# RECORD SET start

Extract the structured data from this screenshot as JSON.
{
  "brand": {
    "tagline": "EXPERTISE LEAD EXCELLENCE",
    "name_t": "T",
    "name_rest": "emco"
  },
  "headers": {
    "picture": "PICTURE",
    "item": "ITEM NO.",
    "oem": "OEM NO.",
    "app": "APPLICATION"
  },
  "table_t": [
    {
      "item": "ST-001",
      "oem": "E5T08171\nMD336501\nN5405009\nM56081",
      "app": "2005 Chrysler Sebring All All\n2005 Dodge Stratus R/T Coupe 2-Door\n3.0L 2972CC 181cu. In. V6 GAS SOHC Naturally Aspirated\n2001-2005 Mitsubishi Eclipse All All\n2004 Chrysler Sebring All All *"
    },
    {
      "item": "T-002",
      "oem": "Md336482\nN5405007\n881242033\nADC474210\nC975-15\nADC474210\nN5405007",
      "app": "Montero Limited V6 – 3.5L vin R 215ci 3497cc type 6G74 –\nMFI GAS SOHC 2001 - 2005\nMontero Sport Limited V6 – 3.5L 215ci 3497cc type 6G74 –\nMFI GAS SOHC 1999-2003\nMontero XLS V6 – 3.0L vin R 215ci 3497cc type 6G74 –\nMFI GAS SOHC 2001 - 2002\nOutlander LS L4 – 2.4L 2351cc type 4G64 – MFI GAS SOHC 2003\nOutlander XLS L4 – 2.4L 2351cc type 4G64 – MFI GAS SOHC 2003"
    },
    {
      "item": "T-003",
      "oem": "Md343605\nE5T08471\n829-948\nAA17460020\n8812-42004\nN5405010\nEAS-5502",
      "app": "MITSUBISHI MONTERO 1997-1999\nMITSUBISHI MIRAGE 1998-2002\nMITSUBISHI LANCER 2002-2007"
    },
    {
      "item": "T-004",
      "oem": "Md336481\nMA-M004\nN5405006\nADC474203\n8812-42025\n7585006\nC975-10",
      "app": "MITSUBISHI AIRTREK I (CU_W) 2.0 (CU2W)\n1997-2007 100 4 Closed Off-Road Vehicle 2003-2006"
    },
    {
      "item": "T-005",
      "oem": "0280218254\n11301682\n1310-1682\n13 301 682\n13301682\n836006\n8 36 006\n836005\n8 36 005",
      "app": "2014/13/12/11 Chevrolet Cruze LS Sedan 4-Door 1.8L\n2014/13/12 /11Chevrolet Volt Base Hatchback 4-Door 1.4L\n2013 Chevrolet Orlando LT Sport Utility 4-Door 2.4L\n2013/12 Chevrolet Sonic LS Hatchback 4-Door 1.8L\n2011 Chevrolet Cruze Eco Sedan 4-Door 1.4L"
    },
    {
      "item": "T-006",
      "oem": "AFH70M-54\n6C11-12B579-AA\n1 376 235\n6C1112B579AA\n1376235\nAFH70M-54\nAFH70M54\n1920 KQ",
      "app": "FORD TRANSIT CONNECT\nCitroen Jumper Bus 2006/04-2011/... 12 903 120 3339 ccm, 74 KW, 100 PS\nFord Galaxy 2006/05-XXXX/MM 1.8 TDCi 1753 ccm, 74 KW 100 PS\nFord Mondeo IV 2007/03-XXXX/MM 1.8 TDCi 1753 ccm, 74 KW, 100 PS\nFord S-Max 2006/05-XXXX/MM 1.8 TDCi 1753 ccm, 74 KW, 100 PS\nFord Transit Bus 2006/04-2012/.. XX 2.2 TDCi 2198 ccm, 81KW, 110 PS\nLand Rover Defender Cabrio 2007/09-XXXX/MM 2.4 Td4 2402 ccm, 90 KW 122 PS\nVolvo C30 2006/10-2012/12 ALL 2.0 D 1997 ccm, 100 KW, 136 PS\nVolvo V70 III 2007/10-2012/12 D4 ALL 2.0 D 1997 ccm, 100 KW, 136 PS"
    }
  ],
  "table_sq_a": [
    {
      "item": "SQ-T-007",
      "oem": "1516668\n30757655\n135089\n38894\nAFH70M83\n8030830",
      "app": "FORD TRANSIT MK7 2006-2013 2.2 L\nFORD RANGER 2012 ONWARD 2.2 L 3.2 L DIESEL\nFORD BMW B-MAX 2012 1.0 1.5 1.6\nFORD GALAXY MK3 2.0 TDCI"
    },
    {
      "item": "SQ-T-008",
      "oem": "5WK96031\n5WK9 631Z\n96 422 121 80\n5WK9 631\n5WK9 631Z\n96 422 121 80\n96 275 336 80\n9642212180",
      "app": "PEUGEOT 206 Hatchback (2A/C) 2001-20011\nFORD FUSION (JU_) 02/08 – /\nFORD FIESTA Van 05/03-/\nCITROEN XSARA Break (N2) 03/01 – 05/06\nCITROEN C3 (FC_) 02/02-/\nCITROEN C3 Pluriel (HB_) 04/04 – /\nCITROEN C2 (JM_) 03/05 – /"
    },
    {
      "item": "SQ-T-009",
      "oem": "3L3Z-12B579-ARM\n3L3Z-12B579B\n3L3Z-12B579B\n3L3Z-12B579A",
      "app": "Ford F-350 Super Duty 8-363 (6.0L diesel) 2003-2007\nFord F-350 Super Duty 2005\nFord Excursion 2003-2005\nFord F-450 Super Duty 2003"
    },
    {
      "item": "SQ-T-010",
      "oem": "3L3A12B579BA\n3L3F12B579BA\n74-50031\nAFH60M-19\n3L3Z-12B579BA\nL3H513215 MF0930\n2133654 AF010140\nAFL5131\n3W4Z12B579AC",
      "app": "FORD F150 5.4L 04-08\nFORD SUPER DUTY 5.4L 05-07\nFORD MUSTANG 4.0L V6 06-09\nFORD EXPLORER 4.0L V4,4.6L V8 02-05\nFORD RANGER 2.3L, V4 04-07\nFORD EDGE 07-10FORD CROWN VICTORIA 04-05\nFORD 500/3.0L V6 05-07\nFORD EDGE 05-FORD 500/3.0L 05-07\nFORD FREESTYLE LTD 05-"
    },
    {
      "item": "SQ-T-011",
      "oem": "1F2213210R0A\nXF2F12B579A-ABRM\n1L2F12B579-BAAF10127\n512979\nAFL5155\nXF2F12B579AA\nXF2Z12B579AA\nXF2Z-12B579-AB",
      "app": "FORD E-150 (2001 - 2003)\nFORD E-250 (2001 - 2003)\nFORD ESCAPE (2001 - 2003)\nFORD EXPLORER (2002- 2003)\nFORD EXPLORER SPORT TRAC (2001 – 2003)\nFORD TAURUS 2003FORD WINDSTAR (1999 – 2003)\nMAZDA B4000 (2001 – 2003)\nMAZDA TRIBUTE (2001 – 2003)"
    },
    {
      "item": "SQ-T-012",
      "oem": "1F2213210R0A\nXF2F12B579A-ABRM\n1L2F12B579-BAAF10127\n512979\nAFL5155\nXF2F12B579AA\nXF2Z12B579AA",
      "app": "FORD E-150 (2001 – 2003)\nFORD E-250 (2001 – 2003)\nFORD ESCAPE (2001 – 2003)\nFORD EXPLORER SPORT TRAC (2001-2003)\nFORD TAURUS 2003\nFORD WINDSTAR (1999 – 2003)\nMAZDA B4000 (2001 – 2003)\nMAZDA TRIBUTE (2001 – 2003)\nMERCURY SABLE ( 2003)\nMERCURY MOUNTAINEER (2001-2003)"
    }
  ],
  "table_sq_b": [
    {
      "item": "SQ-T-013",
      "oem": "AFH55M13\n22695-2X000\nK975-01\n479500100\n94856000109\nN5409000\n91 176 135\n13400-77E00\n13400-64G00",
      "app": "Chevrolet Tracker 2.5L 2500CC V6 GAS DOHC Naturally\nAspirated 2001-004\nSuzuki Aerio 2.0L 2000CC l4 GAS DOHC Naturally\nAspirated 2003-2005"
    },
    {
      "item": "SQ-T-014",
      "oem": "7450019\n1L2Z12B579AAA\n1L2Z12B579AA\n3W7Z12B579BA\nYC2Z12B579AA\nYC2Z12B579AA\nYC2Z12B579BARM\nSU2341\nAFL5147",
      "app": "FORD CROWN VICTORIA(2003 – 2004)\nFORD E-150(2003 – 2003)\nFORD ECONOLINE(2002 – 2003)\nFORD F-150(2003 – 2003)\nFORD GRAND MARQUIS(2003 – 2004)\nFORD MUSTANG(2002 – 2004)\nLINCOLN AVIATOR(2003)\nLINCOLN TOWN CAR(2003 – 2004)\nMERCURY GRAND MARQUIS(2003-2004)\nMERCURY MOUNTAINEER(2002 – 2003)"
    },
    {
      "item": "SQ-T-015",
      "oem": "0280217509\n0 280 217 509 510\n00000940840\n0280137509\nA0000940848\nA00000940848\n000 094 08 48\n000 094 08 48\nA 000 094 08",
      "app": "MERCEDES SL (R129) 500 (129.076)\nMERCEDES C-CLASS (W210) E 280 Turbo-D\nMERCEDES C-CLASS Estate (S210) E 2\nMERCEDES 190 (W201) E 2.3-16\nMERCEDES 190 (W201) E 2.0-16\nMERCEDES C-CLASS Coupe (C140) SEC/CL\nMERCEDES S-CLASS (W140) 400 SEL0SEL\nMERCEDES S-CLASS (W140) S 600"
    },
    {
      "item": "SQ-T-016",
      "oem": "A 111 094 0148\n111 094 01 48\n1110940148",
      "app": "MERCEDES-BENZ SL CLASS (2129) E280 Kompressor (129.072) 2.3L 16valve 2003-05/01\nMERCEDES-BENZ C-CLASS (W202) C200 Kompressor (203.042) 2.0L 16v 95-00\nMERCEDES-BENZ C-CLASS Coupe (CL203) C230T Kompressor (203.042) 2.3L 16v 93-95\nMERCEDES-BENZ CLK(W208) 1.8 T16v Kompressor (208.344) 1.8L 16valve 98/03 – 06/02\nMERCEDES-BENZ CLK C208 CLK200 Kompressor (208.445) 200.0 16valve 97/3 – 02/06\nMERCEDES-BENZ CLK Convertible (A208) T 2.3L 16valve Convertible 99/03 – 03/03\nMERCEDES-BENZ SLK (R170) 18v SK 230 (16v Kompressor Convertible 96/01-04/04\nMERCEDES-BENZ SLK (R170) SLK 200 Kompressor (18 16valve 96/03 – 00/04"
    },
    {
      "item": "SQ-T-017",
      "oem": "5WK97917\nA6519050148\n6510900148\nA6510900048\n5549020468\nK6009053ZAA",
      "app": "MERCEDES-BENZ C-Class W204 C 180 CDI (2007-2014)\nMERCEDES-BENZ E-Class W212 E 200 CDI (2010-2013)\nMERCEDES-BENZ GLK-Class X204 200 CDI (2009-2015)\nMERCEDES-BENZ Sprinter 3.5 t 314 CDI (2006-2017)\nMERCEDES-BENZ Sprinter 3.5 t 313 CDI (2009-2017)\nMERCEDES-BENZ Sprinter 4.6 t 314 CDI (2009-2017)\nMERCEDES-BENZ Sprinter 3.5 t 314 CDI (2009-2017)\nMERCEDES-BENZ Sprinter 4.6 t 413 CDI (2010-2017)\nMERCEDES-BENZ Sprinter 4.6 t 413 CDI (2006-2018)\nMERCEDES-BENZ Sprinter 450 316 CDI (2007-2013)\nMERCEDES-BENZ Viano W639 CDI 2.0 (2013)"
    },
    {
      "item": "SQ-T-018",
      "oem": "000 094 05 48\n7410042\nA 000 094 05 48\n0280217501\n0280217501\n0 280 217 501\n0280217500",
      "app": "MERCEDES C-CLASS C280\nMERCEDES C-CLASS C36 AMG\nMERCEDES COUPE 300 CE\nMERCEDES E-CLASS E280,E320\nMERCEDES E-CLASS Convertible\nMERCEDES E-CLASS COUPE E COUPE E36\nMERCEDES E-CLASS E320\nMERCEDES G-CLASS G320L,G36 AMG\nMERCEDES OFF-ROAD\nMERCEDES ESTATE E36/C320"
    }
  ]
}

# RECORD SET end

§ WHAT YOU SHOULD DO
Find all lines where the word "Door" appears. Copy them.

§ RESPONSE TO THIS TASK
      "app": "2005 Chrysler Sebring All All\n2005 Dodge Stratus R/T Coupe 2-Door\n3.0L 2972CC 181cu. In. V6 GAS SOHC Naturally Aspirated\n2001-2005 Mitsubishi Eclipse All All\n2004 Chrysler Sebring All All *"
      "app": "2014/13/12/11 Chevrolet Cruze LS Sedan 4-Door 1.8L\n2014/13/12 /11Chevrolet Volt Base Hatchback 4-Door 1.4L\n2013 Chevrolet Orlando LT Sport Utility 4-Door 2.4L\n2013/12 Chevrolet Sonic LS Hatchback 4-Door 1.8L\n2011 Chevrolet Cruze Eco Sedan 4-Door 1.4L"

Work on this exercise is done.